Work to be completed:
Go through the listing below and gather every line with the word "name".

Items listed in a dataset

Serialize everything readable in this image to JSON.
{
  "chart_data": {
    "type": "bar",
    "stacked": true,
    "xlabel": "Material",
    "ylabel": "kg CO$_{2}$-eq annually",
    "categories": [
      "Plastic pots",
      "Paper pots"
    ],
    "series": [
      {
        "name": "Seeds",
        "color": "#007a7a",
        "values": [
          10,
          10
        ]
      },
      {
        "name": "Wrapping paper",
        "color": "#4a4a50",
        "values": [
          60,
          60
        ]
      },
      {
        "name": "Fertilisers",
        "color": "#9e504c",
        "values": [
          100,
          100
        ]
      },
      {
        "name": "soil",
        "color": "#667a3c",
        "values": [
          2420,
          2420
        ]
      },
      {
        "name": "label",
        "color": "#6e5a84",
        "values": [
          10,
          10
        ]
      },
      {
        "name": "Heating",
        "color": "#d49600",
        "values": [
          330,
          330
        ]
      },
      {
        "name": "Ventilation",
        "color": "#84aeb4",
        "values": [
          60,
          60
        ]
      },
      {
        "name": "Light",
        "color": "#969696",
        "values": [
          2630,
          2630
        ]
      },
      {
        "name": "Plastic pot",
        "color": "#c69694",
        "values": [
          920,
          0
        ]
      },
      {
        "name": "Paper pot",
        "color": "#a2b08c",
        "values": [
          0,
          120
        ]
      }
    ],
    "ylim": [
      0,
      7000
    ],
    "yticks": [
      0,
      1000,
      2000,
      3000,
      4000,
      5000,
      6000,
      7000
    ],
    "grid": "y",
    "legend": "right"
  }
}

Result of this task:
        "name": "Seeds",
        "name": "Wrapping paper",
        "name": "Fertilisers",
        "name": "soil",
        "name": "label",
        "name": "Heating",
        "name": "Ventilation",
        "name": "Light",
        "name": "Plastic pot",
        "name": "Paper pot",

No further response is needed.